#### Requirement:
Below are records. Count every line containing the word "damaged" and give the number alone.

(A block of data)
>> Begin

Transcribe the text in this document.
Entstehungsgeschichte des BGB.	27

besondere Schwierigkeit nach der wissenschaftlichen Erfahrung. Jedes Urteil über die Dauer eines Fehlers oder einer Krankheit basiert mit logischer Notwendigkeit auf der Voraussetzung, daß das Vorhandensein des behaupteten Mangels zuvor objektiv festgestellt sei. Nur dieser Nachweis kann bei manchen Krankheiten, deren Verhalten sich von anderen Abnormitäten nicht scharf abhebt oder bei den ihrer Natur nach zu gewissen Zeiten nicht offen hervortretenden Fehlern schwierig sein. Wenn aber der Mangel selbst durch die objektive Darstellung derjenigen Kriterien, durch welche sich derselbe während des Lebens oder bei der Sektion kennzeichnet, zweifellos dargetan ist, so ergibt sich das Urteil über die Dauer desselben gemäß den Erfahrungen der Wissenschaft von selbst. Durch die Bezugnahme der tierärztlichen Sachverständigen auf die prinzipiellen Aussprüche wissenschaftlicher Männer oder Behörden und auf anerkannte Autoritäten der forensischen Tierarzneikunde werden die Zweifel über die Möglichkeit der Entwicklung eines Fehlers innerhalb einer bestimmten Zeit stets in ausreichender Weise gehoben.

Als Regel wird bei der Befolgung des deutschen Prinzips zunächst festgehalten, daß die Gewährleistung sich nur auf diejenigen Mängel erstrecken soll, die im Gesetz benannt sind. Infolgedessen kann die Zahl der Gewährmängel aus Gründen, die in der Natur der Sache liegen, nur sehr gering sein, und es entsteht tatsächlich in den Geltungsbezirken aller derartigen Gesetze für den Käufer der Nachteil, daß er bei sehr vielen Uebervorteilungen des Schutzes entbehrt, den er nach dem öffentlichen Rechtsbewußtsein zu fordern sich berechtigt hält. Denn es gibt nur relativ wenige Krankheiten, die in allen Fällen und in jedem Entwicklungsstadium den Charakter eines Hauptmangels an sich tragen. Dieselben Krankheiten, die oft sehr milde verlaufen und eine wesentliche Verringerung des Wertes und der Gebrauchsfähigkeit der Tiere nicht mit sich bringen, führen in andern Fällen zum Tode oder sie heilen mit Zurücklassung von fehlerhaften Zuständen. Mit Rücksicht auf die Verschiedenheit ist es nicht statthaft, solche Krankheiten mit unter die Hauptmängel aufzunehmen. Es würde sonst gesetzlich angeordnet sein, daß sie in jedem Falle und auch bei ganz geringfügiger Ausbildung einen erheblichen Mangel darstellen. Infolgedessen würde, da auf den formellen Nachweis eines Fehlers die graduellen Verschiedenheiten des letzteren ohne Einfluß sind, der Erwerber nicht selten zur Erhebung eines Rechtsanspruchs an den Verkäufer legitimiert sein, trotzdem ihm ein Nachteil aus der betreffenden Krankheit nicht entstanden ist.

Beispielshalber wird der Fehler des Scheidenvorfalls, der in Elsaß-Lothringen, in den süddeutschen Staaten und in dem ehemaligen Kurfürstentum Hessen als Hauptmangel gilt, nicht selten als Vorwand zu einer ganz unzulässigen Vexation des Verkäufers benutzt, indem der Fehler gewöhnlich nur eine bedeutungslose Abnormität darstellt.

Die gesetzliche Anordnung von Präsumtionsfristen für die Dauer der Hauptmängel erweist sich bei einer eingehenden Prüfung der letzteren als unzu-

>> End
>> Begin

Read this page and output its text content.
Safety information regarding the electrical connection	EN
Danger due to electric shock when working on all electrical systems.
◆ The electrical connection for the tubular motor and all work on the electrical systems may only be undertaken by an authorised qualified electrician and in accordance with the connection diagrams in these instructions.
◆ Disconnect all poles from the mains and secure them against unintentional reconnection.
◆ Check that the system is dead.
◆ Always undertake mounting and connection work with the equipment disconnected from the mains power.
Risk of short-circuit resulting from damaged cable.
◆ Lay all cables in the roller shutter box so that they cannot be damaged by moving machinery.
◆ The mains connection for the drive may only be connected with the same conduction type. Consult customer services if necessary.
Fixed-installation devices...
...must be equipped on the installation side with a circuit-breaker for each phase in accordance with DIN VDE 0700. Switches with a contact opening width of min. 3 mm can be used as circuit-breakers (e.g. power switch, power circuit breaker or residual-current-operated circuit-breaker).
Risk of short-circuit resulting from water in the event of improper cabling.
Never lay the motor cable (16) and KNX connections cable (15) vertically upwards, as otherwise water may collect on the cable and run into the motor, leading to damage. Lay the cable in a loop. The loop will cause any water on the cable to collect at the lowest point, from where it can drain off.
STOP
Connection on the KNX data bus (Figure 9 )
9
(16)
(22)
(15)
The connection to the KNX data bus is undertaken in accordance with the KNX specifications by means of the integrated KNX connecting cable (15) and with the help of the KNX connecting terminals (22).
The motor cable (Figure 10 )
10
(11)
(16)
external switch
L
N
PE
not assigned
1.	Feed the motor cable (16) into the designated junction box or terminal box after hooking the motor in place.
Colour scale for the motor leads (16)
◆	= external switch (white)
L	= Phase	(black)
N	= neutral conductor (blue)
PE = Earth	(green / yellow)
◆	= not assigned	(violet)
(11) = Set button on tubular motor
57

>> End

#### Exercise answer:
2